- PASSAGE FOR REVIEW -
Can you imagine if the food industry had zero accountability? It’s certainly not perfect now, but can you imagine the mess if there was no regulation about what food companies put both in and on packaging. They could say one thing on the packaging, and then put something completely different inside the package. It’s a very good thing we have at least some regulation on food and packaging but as far as personal training…we have zero.
Way back in 1992 when I got my first certification, it was simply that everyone knew a personal trainer. Now, everyone IS a personal trainer. Or at least that’s what their business cards say. Believe it or not, personal training is one big crap shoot and just like going to the casino to try and “hit the jackpot”, you’re more than likely going to lose in the long run. The only difference is…hiring a personal trainer could very well cost you a lot more than money; it could end up costing you an arm and a leg.
Are personal trainers really that bad? Yes, they are. And the worst part is…those training fees you’re paying now are small potatoes compared to what’s coming down the road. So, what is it that makes most trainers so bad? I’ll start with my top 5 most costly mistakes trainers make but be on the look-out, because more is sure to come.

- PROBLEM TO SOLVE -
Write the next part of the piece on personal trainers, starting right after its final sentence.

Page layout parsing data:
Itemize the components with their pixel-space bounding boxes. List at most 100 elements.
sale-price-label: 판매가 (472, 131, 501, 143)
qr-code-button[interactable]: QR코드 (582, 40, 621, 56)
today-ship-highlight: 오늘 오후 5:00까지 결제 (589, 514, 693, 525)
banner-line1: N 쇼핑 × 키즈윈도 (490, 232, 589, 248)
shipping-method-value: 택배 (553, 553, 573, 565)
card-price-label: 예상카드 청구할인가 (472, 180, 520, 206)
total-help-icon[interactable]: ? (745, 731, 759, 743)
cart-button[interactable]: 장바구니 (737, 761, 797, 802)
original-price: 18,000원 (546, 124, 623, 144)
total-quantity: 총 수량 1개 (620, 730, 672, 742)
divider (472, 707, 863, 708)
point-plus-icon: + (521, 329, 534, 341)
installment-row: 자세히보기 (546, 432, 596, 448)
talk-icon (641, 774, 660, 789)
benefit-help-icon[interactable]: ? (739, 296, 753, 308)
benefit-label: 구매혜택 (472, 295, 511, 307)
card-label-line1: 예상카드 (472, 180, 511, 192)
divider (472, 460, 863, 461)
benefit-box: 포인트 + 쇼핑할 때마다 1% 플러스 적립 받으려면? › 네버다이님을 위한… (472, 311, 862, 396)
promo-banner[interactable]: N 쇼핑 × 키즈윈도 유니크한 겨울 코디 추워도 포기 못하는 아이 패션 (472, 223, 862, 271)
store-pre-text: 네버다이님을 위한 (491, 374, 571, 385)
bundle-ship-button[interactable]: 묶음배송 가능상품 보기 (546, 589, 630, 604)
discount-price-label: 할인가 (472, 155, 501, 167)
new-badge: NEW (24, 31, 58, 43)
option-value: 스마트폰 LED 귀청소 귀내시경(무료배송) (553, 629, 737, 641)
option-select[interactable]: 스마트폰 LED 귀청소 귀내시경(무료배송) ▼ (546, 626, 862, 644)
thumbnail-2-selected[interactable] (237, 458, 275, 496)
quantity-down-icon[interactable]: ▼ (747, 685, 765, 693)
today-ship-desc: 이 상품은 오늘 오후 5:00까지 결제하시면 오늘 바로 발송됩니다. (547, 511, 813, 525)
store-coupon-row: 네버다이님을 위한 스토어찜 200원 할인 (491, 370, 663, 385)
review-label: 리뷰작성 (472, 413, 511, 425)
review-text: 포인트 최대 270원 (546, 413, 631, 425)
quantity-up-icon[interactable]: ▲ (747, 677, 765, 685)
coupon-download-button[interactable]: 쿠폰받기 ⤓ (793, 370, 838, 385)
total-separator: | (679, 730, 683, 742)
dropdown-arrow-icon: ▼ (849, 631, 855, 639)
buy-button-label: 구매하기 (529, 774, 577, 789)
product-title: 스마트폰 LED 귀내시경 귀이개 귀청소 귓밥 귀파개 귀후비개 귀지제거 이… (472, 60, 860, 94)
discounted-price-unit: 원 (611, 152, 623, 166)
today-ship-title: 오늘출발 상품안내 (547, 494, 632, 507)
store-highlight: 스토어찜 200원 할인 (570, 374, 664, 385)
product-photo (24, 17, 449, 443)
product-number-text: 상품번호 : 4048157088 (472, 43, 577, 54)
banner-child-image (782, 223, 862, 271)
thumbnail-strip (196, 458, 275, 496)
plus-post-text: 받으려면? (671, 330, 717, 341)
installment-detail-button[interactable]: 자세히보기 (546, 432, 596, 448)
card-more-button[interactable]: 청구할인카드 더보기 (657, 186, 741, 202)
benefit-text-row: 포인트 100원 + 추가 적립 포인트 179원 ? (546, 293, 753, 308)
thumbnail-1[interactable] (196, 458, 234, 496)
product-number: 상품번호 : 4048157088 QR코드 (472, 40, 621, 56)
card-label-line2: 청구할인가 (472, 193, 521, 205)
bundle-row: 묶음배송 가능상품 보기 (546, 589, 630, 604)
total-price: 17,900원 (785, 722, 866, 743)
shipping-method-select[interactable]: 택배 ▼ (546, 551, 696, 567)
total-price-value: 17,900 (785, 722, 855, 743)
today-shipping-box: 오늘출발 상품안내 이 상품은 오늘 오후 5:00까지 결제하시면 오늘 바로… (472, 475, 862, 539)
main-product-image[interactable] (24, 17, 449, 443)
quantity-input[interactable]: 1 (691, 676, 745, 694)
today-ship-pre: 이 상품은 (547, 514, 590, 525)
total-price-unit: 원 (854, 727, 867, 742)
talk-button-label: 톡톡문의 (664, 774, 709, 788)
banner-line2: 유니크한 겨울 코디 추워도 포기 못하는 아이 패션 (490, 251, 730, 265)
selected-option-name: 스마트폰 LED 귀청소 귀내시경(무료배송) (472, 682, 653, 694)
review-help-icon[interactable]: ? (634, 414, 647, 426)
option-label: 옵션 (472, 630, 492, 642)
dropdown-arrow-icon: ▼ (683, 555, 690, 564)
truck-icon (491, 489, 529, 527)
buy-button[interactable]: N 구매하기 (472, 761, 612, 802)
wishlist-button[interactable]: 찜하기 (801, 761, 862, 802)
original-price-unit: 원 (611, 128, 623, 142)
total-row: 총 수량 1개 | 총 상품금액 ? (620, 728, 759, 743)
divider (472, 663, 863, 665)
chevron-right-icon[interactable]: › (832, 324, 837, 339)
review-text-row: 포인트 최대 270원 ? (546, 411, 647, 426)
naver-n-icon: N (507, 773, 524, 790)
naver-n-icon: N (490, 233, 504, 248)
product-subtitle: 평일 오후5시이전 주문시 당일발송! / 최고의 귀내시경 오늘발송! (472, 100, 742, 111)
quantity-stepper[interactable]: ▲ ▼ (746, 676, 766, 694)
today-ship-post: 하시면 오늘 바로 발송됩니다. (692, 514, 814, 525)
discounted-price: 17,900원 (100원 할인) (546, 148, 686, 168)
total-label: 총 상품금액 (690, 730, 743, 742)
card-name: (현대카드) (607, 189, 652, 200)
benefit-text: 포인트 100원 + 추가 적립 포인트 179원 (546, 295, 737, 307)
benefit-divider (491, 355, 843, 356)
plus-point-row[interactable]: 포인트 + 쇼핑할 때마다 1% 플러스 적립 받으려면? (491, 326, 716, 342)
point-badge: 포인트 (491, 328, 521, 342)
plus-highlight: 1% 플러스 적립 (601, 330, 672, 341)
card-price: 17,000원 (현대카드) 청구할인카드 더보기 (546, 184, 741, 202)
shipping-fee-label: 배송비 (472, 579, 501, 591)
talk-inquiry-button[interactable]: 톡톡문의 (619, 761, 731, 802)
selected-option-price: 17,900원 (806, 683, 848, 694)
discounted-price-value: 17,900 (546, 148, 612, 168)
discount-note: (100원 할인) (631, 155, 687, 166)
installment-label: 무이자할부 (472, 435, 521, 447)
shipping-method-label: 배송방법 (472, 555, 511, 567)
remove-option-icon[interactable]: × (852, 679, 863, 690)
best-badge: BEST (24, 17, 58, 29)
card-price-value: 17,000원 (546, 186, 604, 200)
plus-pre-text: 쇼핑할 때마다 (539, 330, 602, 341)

- RESULT FOR THIS TASK -
Top 5 Most Costly Mistakes Trainers Make
1. Using Soreness to Gauge Workouts – This one kills me. It seems there’s an unspoken game amongst trainers on who can make their clients have the most soreness. I’ll keep this simple. Any soreness that last more than 72 hours is too much. In addition, any soreness which causes a person to modify the way they walk, have discomfort from standing up, and requires medication to relieve pain is a huge red flag. Walk away while you still can.
2. Working Through Pain – This is another big one. Any trainer who presses you to “work through the pain” needs to find another job and you need to call me. Pain should never be a part of any workout for any reason whatsoever. Pain is a guarantee something is wrong and if your trainer is having you work through it, they are the biggest pain of all.
3. Not Monitoring Heart Rates – The absolute biggest indicator of how hard you are working is your heart rate. Regardless if it’s weight training, cardiovascular training, or anything in between; your trainer should be taking, recording, and monitoring your heart rates before, during, and after your sessions. The heart can be damaged if it stays above a certain rate for too long and the scary part is, you may have no clue it’s too high. If your trainer isn’t monitoring your heart rates, what else are they ignoring?
4. Pretending to Rehabilitate – Wow! This one is far more common than you think. Just because a trainer may have a certification in exercise therapy or corrective exercise doesn’t mean a thing. I personally am a certified exercise therapist and it too doesn’t mean a thing unless you have extensive experience and you always apply correct methods of therapy. This may be the most dangerous of all and if your trainer has attempted to diagnose an injury or pain, told you they can heal an injury by rehabbing you, or didn’t advise you to see your doctor before continuing exercise…cut your losses and don’t go back; ever!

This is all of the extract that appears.